The records below are split into lines. How many of those lines contain the string "试剂或材料"? Reply with the number only.
Task input Start Marker
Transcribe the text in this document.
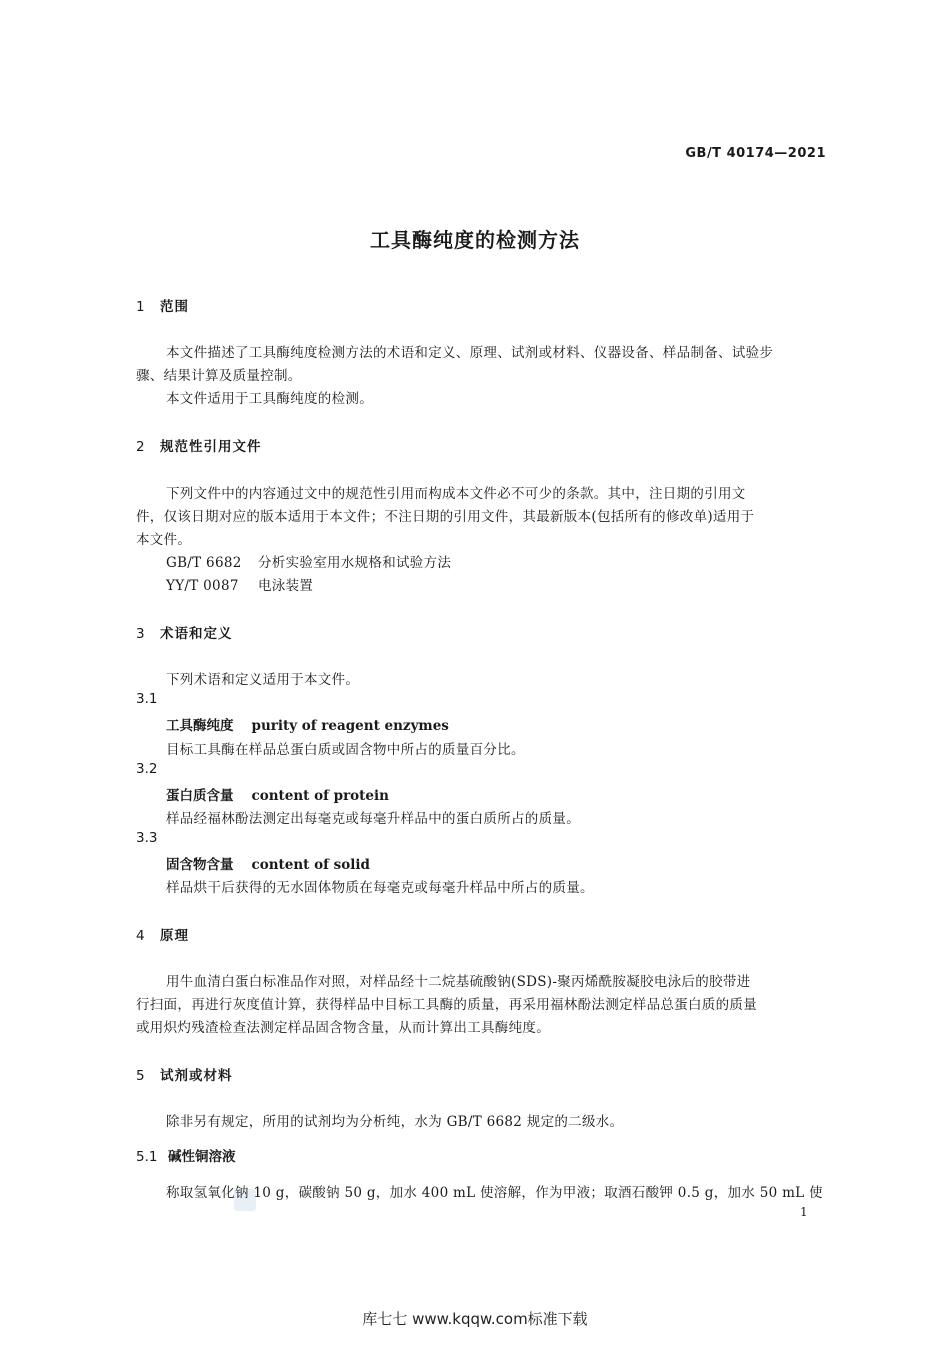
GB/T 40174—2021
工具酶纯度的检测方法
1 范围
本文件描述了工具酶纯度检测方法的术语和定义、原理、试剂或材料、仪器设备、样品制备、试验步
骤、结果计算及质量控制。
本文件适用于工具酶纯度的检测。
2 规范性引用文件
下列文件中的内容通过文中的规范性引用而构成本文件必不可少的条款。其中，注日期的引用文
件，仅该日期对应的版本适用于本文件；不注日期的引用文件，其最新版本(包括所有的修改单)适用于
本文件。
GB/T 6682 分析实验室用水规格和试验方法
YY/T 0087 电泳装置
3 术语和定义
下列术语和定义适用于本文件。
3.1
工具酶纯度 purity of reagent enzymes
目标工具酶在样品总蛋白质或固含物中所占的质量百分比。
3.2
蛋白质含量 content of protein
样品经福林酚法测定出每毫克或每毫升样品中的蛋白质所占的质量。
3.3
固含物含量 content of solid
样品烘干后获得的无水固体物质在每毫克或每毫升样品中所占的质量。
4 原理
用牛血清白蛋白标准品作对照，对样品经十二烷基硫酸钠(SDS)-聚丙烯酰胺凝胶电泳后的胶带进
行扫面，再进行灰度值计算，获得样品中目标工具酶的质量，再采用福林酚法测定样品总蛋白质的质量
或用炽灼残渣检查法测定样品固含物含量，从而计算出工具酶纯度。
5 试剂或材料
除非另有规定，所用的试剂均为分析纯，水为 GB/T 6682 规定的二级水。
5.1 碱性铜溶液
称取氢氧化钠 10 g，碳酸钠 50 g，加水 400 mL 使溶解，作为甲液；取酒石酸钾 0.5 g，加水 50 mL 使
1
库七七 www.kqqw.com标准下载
Task input End Marker
- _Task output_
2